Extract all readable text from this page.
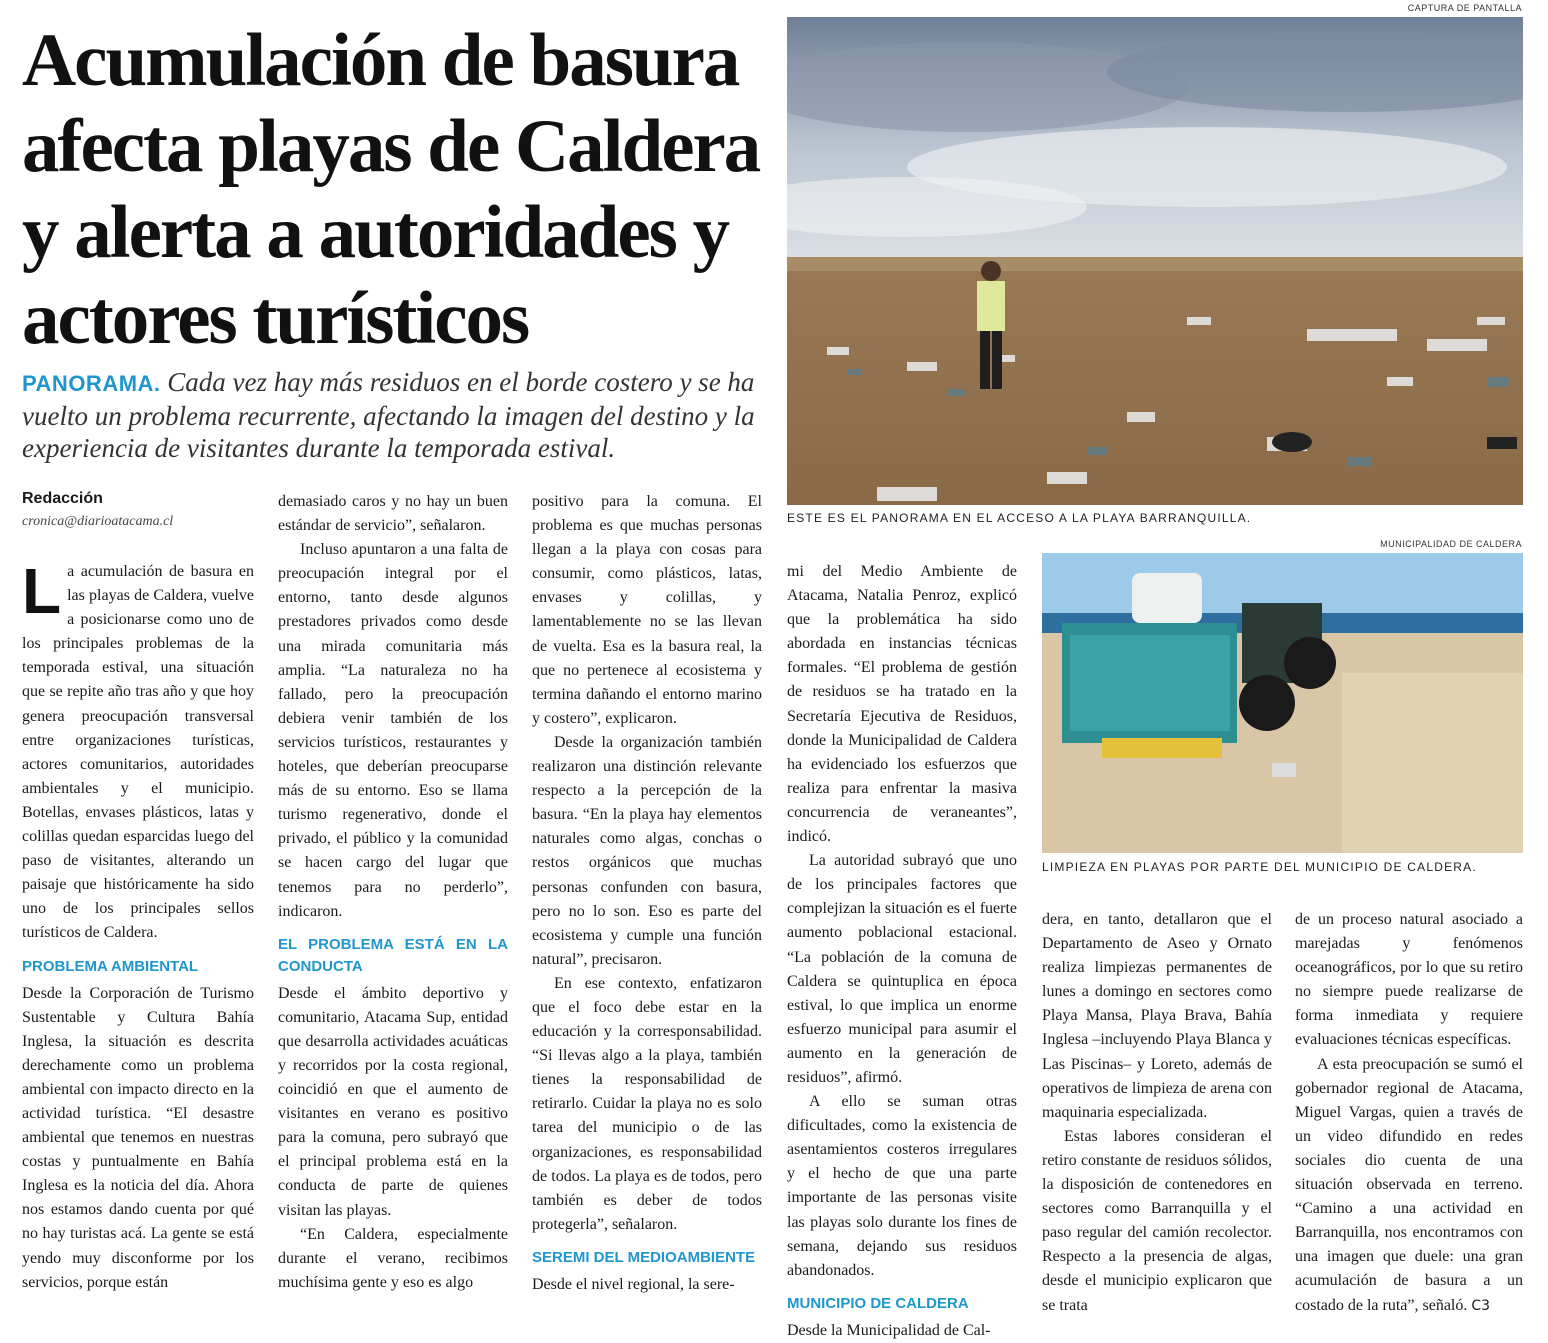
Acumulación de basura afecta playas de Caldera y alerta a autoridades y actores turísticos

PANORAMA. Cada vez hay más residuos en el borde costero y se ha vuelto un problema recurrente, afectando la imagen del destino y la experiencia de visitantes durante la temporada estival.

Redacción
cronica@diarioatacama.cl
CAPTURA DE PANTALLA
ESTE ES EL PANORAMA EN EL ACCESO A LA PLAYA BARRANQUILLA.
MUNICIPALIDAD DE CALDERA
LIMPIEZA EN PLAYAS POR PARTE DEL MUNICIPIO DE CALDERA.

La acumulación de basura en las playas de Caldera, vuelve a posicionarse como uno de los principales problemas de la temporada estival, una situación que se repite año tras año y que hoy genera preocupación transversal entre organizaciones turísticas, actores comunitarios, autoridades ambientales y el municipio. Botellas, envases plásticos, latas y colillas quedan esparcidas luego del paso de visitantes, alterando un paisaje que históricamente ha sido uno de los principales sellos turísticos de Caldera.

PROBLEMA AMBIENTAL

Desde la Corporación de Turismo Sustentable y Cultura Bahía Inglesa, la situación es descrita derechamente como un problema ambiental con impacto directo en la actividad turística. “El desastre ambiental que tenemos en nuestras costas y puntualmente en Bahía Inglesa es la noticia del día. Ahora nos estamos dando cuenta por qué no hay turistas acá. La gente se está yendo muy disconforme por los servicios, porque están

demasiado caros y no hay un buen estándar de servicio”, señalaron.

Incluso apuntaron a una falta de preocupación integral por el entorno, tanto desde algunos prestadores privados como desde una mirada comunitaria más amplia. “La naturaleza no ha fallado, pero la preocupación debiera venir también de los servicios turísticos, restaurantes y hoteles, que deberían preocuparse más de su entorno. Eso se llama turismo regenerativo, donde el privado, el público y la comunidad se hacen cargo del lugar que tenemos para no perderlo”, indicaron.

EL PROBLEMA ESTÁ EN LA CONDUCTA

Desde el ámbito deportivo y comunitario, Atacama Sup, entidad que desarrolla actividades acuáticas y recorridos por la costa regional, coincidió en que el aumento de visitantes en verano es positivo para la comuna, pero subrayó que el principal problema está en la conducta de parte de quienes visitan las playas.

“En Caldera, especialmente durante el verano, recibimos muchísima gente y eso es algo

positivo para la comuna. El problema es que muchas personas llegan a la playa con cosas para consumir, como plásticos, latas, envases y colillas, y lamentablemente no se las llevan de vuelta. Esa es la basura real, la que no pertenece al ecosistema y termina dañando el entorno marino y costero”, explicaron.

Desde la organización también realizaron una distinción relevante respecto a la percepción de la basura. “En la playa hay elementos naturales como algas, conchas o restos orgánicos que muchas personas confunden con basura, pero no lo son. Eso es parte del ecosistema y cumple una función natural”, precisaron.

En ese contexto, enfatizaron que el foco debe estar en la educación y la corresponsabilidad. “Si llevas algo a la playa, también tienes la responsabilidad de retirarlo. Cuidar la playa no es solo tarea del municipio o de las organizaciones, es responsabilidad de todos. La playa es de todos, pero también es deber de todos protegerla”, señalaron.

SEREMI DEL MEDIOAMBIENTE

Desde el nivel regional, la sere-

mi del Medio Ambiente de Atacama, Natalia Penroz, explicó que la problemática ha sido abordada en instancias técnicas formales. “El problema de gestión de residuos se ha tratado en la Secretaría Ejecutiva de Residuos, donde la Municipalidad de Caldera ha evidenciado los esfuerzos que realiza para enfrentar la masiva concurrencia de veraneantes”, indicó.

La autoridad subrayó que uno de los principales factores que complejizan la situación es el fuerte aumento poblacional estacional. “La población de la comuna de Caldera se quintuplica en época estival, lo que implica un enorme esfuerzo municipal para asumir el aumento en la generación de residuos”, afirmó.

A ello se suman otras dificultades, como la existencia de asentamientos costeros irregulares y el hecho de que una parte importante de las personas visite las playas solo durante los fines de semana, dejando sus residuos abandonados.

MUNICIPIO DE CALDERA

Desde la Municipalidad de Cal-

dera, en tanto, detallaron que el Departamento de Aseo y Ornato realiza limpiezas permanentes de lunes a domingo en sectores como Playa Mansa, Playa Brava, Bahía Inglesa –incluyendo Playa Blanca y Las Piscinas– y Loreto, además de operativos de limpieza de arena con maquinaria especializada.

Estas labores consideran el retiro constante de residuos sólidos, la disposición de contenedores en sectores como Barranquilla y el paso regular del camión recolector. Respecto a la presencia de algas, desde el municipio explicaron que se trata

de un proceso natural asociado a marejadas y fenómenos oceanográficos, por lo que su retiro no siempre puede realizarse de forma inmediata y requiere evaluaciones técnicas específicas.

A esta preocupación se sumó el gobernador regional de Atacama, Miguel Vargas, quien a través de un video difundido en redes sociales dio cuenta de una situación observada en terreno. “Camino a una actividad en Barranquilla, nos encontramos con una imagen que duele: una gran acumulación de basura a un costado de la ruta”, señaló. C3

##########

Copy every line above in which the string "PANORAMA" shows up.

PANORAMA. Cada vez hay más residuos en el borde costero y se ha vuelto un problema recurrente, afectando la imagen del destino y la experiencia de visitantes durante la temporada estival.
ESTE ES EL PANORAMA EN EL ACCESO A LA PLAYA BARRANQUILLA.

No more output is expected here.